[Data items]
——————
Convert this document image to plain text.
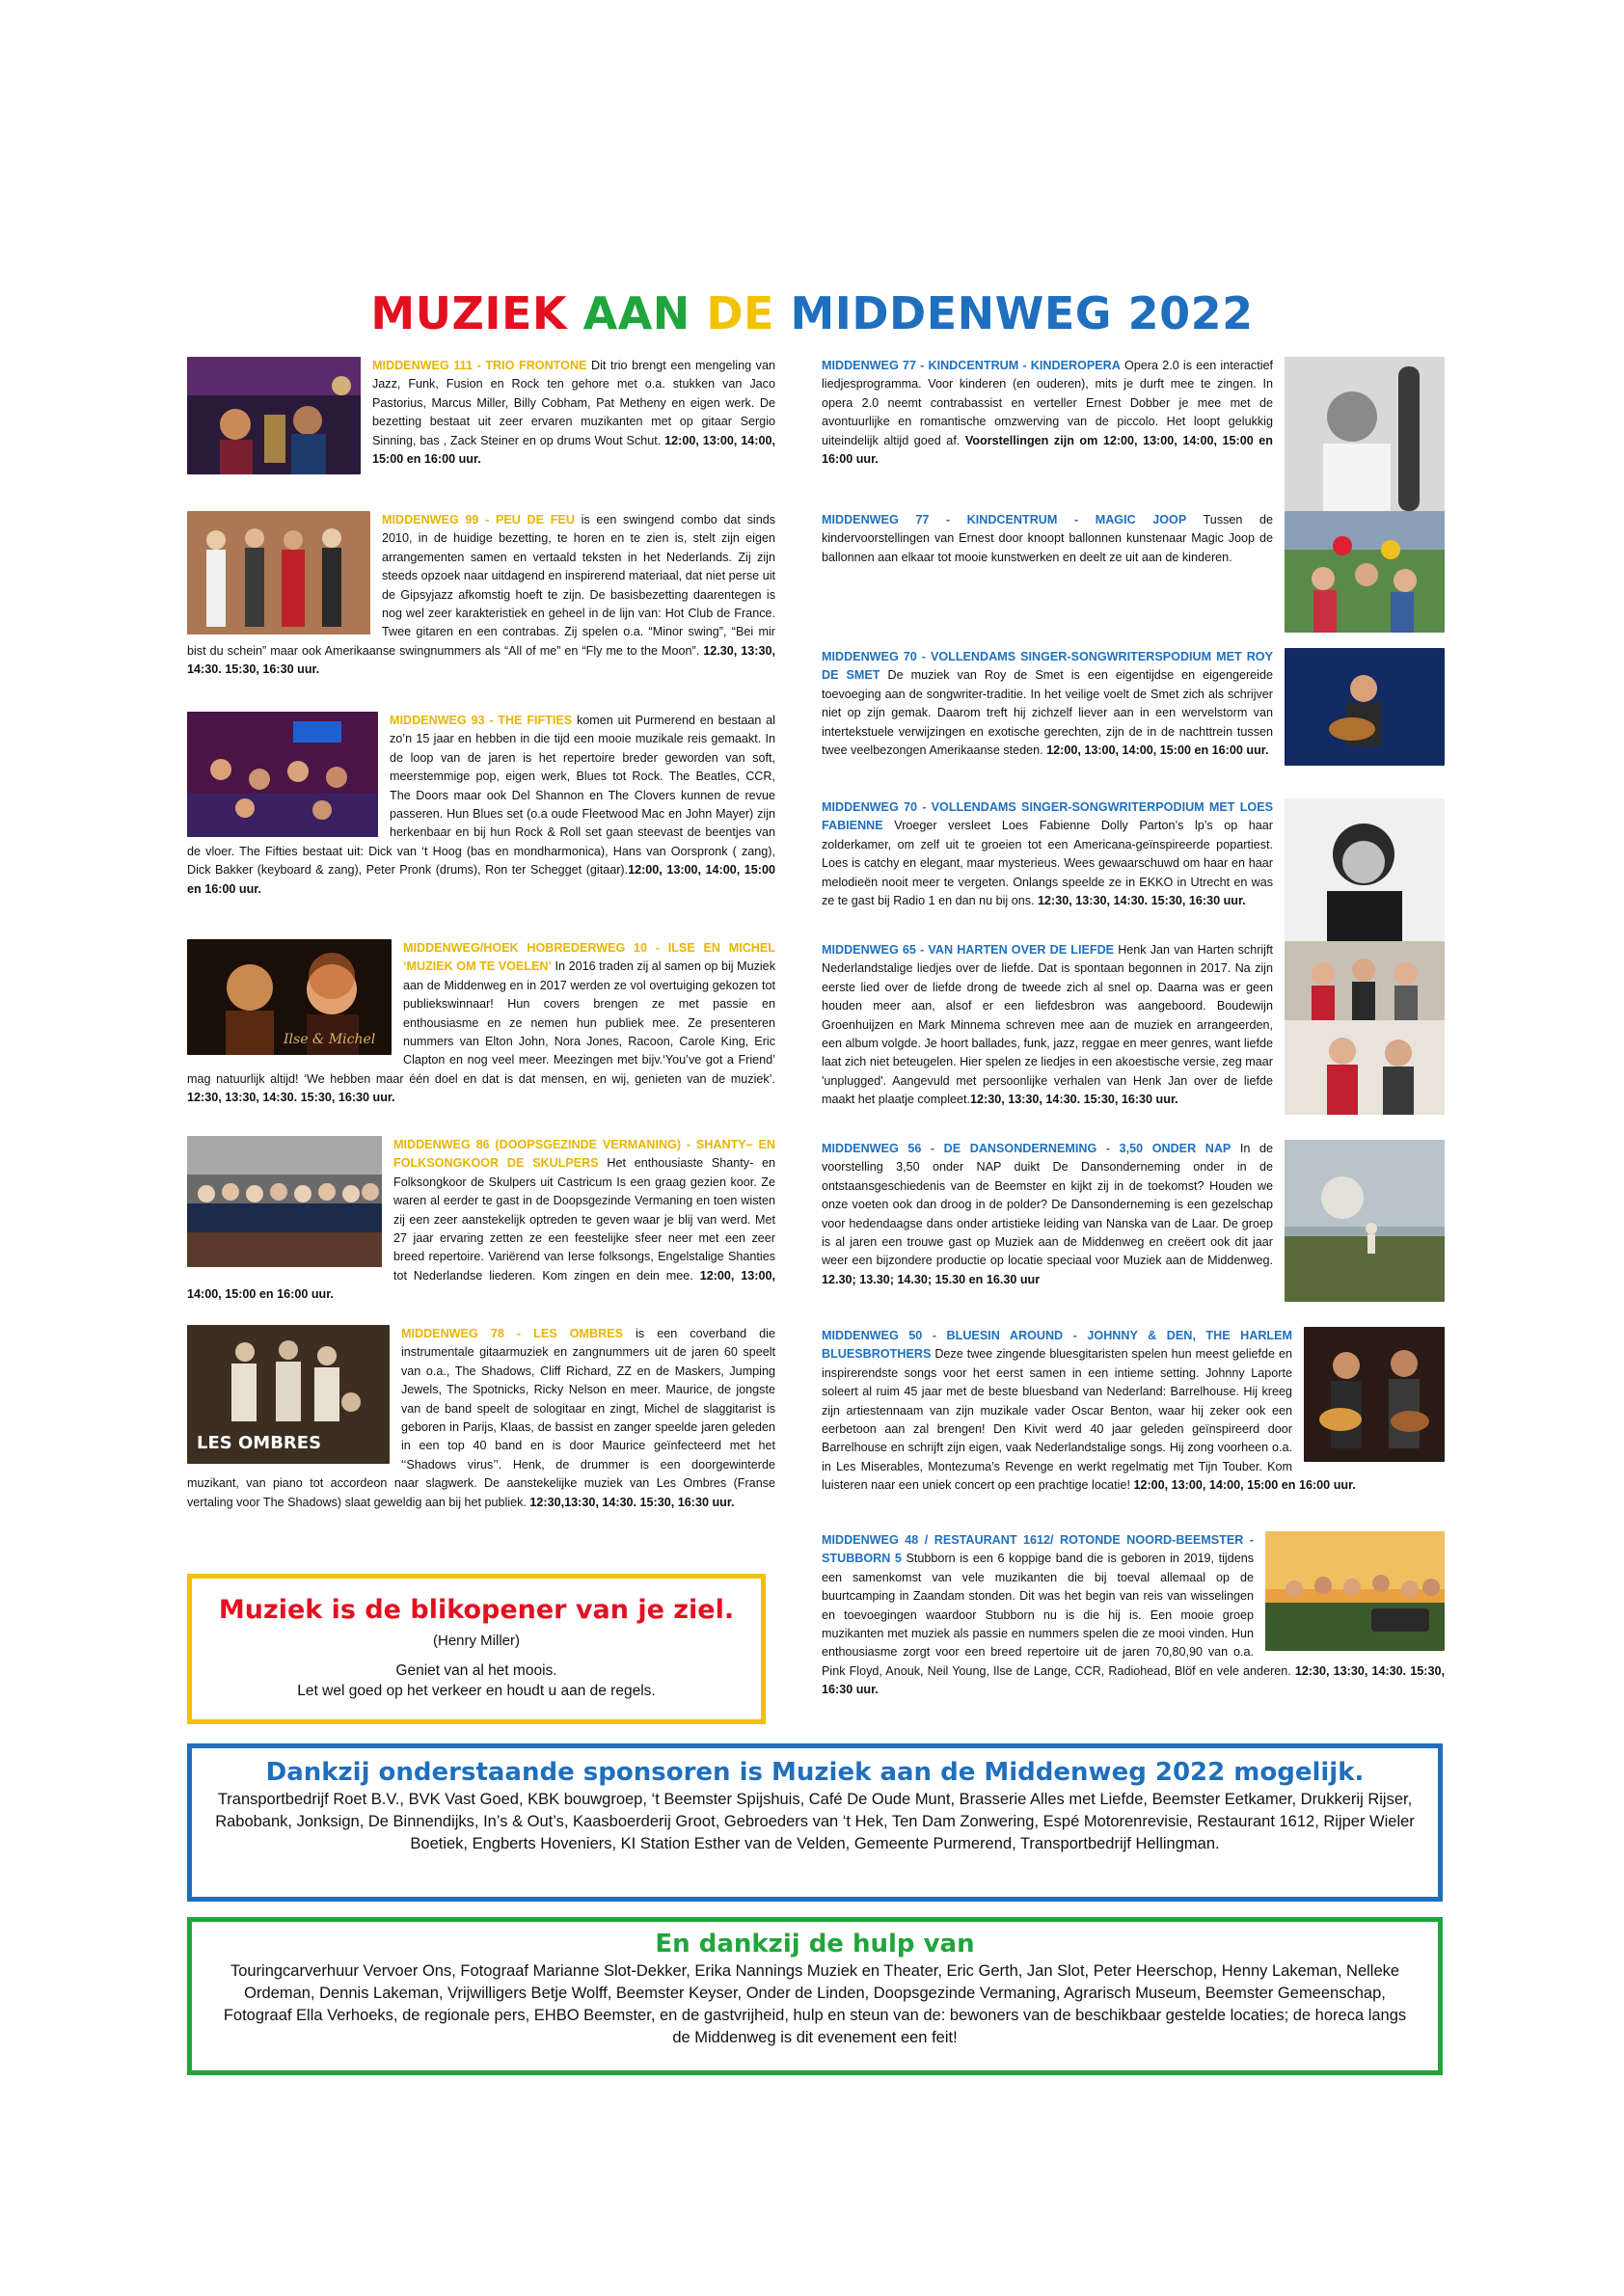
MUZIEK AAN DE MIDDENWEG 2022
MIDDENWEG 111 - TRIO FRONTONE Dit trio brengt een mengeling van Jazz, Funk, Fusion en Rock ten gehore met o.a. stukken van Jaco Pastorius, Marcus Miller, Billy Cobham, Pat Metheny en eigen werk. De bezetting bestaat uit zeer ervaren muzikanten met op gitaar Sergio Sinning, bas , Zack Steiner en op drums Wout Schut. 12:00, 13:00, 14:00, 15:00 en 16:00 uur.
MIDDENWEG 99 - PEU DE FEU is een swingend combo dat sinds 2010, in de huidige bezetting, te horen en te zien is, stelt zijn eigen arrangementen samen en vertaald teksten in het Nederlands. Zij zijn steeds opzoek naar uitdagend en inspirerend materiaal, dat niet perse uit de Gipsyjazz afkomstig hoeft te zijn. De basisbezetting daarentegen is nog wel zeer karakteristiek en geheel in de lijn van: Hot Club de France. Twee gitaren en een contrabas. Zij spelen o.a. “Minor swing”, “Bei mir bist du schein” maar ook Amerikaanse swingnummers als “All of me” en “Fly me to the Moon”. 12.30, 13:30, 14:30. 15:30, 16:30 uur.
MIDDENWEG 93 - THE FIFTIES komen uit Purmerend en bestaan al zo’n 15 jaar en hebben in die tijd een mooie muzikale reis gemaakt. In de loop van de jaren is het repertoire breder geworden van soft, meerstemmige pop, eigen werk, Blues tot Rock. The Beatles, CCR, The Doors maar ook Del Shannon en The Clovers kunnen de revue passeren. Hun Blues set (o.a oude Fleetwood Mac en John Mayer) zijn herkenbaar en bij hun Rock & Roll set gaan steevast de beentjes van de vloer. The Fifties bestaat uit: Dick van ‘t Hoog (bas en mondharmonica), Hans van Oorspronk ( zang), Dick Bakker (keyboard & zang), Peter Pronk (drums), Ron ter Schegget (gitaar).12:00, 13:00, 14:00, 15:00 en 16:00 uur.
Ilse & Michel
MIDDENWEG/HOEK HOBREDERWEG 10 - ILSE EN MICHEL ‘MUZIEK OM TE VOELEN’ In 2016 traden zij al samen op bij Muziek aan de Middenweg en in 2017 werden ze vol overtuiging gekozen tot publiekswinnaar! Hun covers brengen ze met passie en enthousiasme en ze nemen hun publiek mee. Ze presenteren nummers van Elton John, Nora Jones, Racoon, Carole King, Eric Clapton en nog veel meer. Meezingen met bijv.‘You’ve got a Friend’ mag natuurlijk altijd! ‘We hebben maar één doel en dat is dat mensen, en wij, genieten van de muziek’. 12:30, 13:30, 14:30. 15:30, 16:30 uur.
MIDDENWEG 86 (DOOPSGEZINDE VERMANING) - SHANTY– EN FOLKSONGKOOR DE SKULPERS Het enthousiaste Shanty- en Folksongkoor de Skulpers uit Castricum Is een graag gezien koor. Ze waren al eerder te gast in de Doopsgezinde Vermaning en toen wisten zij een zeer aanstekelijk optreden te geven waar je blij van werd. Met 27 jaar ervaring zetten ze een feestelijke sfeer neer met een zeer breed repertoire. Variërend van Ierse folksongs, Engelstalige Shanties tot Nederlandse liederen. Kom zingen en dein mee. 12:00, 13:00, 14:00, 15:00 en 16:00 uur.
LES OMBRES
MIDDENWEG 78 - LES OMBRES is een coverband die instrumentale gitaarmuziek en zangnummers uit de jaren 60 speelt van o.a., The Shadows, Cliff Richard, ZZ en de Maskers, Jumping Jewels, The Spotnicks, Ricky Nelson en meer. Maurice, de jongste van de band speelt de sologitaar en zingt, Michel de slaggitarist is geboren in Parijs, Klaas, de bassist en zanger speelde jaren geleden in een top 40 band en is door Maurice geïnfecteerd met het ‘‘Shadows virus’’. Henk, de drummer is een doorgewinterde muzikant, van piano tot accordeon naar slagwerk. De aanstekelijke muziek van Les Ombres (Franse vertaling voor The Shadows) slaat geweldig aan bij het publiek. 12:30,13:30, 14:30. 15:30, 16:30 uur.
MIDDENWEG 77 - KINDCENTRUM - KINDEROPERA Opera 2.0 is een interactief liedjesprogramma. Voor kinderen (en ouderen), mits je durft mee te zingen. In opera 2.0 neemt contrabassist en verteller Ernest Dobber je mee met de avontuurlijke en romantische omzwerving van de piccolo. Het loopt gelukkig uiteindelijk altijd goed af. Voorstellingen zijn om 12:00, 13:00, 14:00, 15:00 en 16:00 uur.
MIDDENWEG 77 - KINDCENTRUM - MAGIC JOOP Tussen de kindervoorstellingen van Ernest door knoopt ballonnen kunstenaar Magic Joop de ballonnen aan elkaar tot mooie kunstwerken en deelt ze uit aan de kinderen.
MIDDENWEG 70 - VOLLENDAMS SINGER-SONGWRITERSPODIUM MET ROY DE SMET De muziek van Roy de Smet is een eigentijdse en eigengereide toevoeging aan de songwriter-traditie. In het veilige voelt de Smet zich als schrijver niet op zijn gemak. Daarom treft hij zichzelf liever aan in een wervelstorm van intertekstuele verwijzingen en exotische gerechten, zijn de in de nachttrein tussen twee veelbezongen Amerikaanse steden. 12:00, 13:00, 14:00, 15:00 en 16:00 uur.
MIDDENWEG 70 - VOLLENDAMS SINGER-SONGWRITERPODIUM MET LOES FABIENNE Vroeger versleet Loes Fabienne Dolly Parton’s lp’s op haar zolderkamer, om zelf uit te groeien tot een Americana-geïnspireerde popartiest. Loes is catchy en elegant, maar mysterieus. Wees gewaarschuwd om haar en haar melodieën nooit meer te vergeten. Onlangs speelde ze in EKKO in Utrecht en was ze te gast bij Radio 1 en dan nu bij ons. 12:30, 13:30, 14:30. 15:30, 16:30 uur.
MIDDENWEG 65 - VAN HARTEN OVER DE LIEFDE Henk Jan van Harten schrijft Nederlandstalige liedjes over de liefde. Dat is spontaan begonnen in 2017. Na zijn eerste lied over de liefde drong de tweede zich al snel op. Daarna was er geen houden meer aan, alsof er een liefdesbron was aangeboord. Boudewijn Groenhuijzen en Mark Minnema schreven mee aan de muziek en arrangeerden, een album volgde. Je hoort ballades, funk, jazz, reggae en meer genres, want liefde laat zich niet beteugelen. Hier spelen ze liedjes in een akoestische versie, zeg maar 'unplugged'. Aangevuld met persoonlijke verhalen van Henk Jan over de liefde maakt het plaatje compleet.12:30, 13:30, 14:30. 15:30, 16:30 uur.
MIDDENWEG 56 - DE DANSONDERNEMING - 3,50 ONDER NAP In de voorstelling 3,50 onder NAP duikt De Dansonderneming onder in de ontstaansgeschiedenis van de Beemster en kijkt zij in de toekomst? Houden we onze voeten ook dan droog in de polder? De Dansonderneming is een gezelschap voor hedendaagse dans onder artistieke leiding van Nanska van de Laar. De groep is al jaren een trouwe gast op Muziek aan de Middenweg en creëert ook dit jaar weer een bijzondere productie op locatie speciaal voor Muziek aan de Middenweg. 12.30; 13.30; 14.30; 15.30 en 16.30 uur
MIDDENWEG 50 - BLUESIN AROUND - JOHNNY & DEN, THE HARLEM BLUESBROTHERS Deze twee zingende bluesgitaristen spelen hun meest geliefde en inspirerendste songs voor het eerst samen in een intieme setting. Johnny Laporte soleert al ruim 45 jaar met de beste bluesband van Nederland: Barrelhouse. Hij kreeg zijn artiestennaam van zijn muzikale vader Oscar Benton, waar hij zeker ook een eerbetoon aan zal brengen! Den Kivit werd 40 jaar geleden geïnspireerd door Barrelhouse en schrijft zijn eigen, vaak Nederlandstalige songs. Hij zong voorheen o.a. in Les Miserables, Montezuma’s Revenge en werkt regelmatig met Tijn Touber. Kom luisteren naar een uniek concert op een prachtige locatie! 12:00, 13:00, 14:00, 15:00 en 16:00 uur.
MIDDENWEG 48 / RESTAURANT 1612/ ROTONDE NOORD-BEEMSTER - STUBBORN 5 Stubborn is een 6 koppige band die is geboren in 2019, tijdens een samenkomst van vele muzikanten die bij toeval allemaal op de buurtcamping in Zaandam stonden. Dit was het begin van reis van wisselingen en toevoegingen waardoor Stubborn nu is die hij is. Een mooie groep muzikanten met muziek als passie en nummers spelen die ze mooi vinden. Hun enthousiasme zorgt voor een breed repertoire uit de jaren 70,80,90 van o.a. Pink Floyd, Anouk, Neil Young, Ilse de Lange, CCR, Radiohead, Blöf en vele anderen. 12:30, 13:30, 14:30. 15:30, 16:30 uur.
Muziek is de blikopener van je ziel.
(Henry Miller)
Geniet van al het moois.
Let wel goed op het verkeer en houdt u aan de regels.
Dankzij onderstaande sponsoren is Muziek aan de Middenweg 2022 mogelijk.
Transportbedrijf Roet B.V., BVK Vast Goed, KBK bouwgroep, ‘t Beemster Spijshuis, Café De Oude Munt, Brasserie Alles met Liefde, Beemster Eetkamer, Drukkerij Rijser, Rabobank, Jonksign, De Binnendijks, In’s & Out’s, Kaasboerderij Groot, Gebroeders van ‘t Hek, Ten Dam Zonwering, Espé Motorenrevisie, Restaurant 1612, Rijper Wieler Boetiek, Engberts Hoveniers, KI Station Esther van de Velden, Gemeente Purmerend, Transportbedrijf Hellingman.
En dankzij de hulp van
Touringcarverhuur Vervoer Ons, Fotograaf Marianne Slot-Dekker, Erika Nannings Muziek en Theater, Eric Gerth, Jan Slot, Peter Heerschop, Henny Lakeman, Nelleke Ordeman, Dennis Lakeman, Vrijwilligers Betje Wolff, Beemster Keyser, Onder de Linden, Doopsgezinde Vermaning, Agrarisch Museum, Beemster Gemeenschap, Fotograaf Ella Verhoeks, de regionale pers, EHBO Beemster, en de gastvrijheid, hulp en steun van de: bewoners van de beschikbaar gestelde locaties; de horeca langs de Middenweg is dit evenement een feit!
——————
== Problem to work on ==
Read through the entries and copy every line that includes "Miller".

== Solution for this task ==
MIDDENWEG 111 - TRIO FRONTONE Dit trio brengt een mengeling van Jazz, Funk, Fusion en Rock ten gehore met o.a. stukken van Jaco Pastorius, Marcus Miller, Billy Cobham, Pat Metheny en eigen werk. De bezetting bestaat uit zeer ervaren muzikanten met op gitaar Sergio Sinning, bas , Zack Steiner en op drums Wout Schut. 12:00, 13:00, 14:00, 15:00 en 16:00 uur.
(Henry Miller)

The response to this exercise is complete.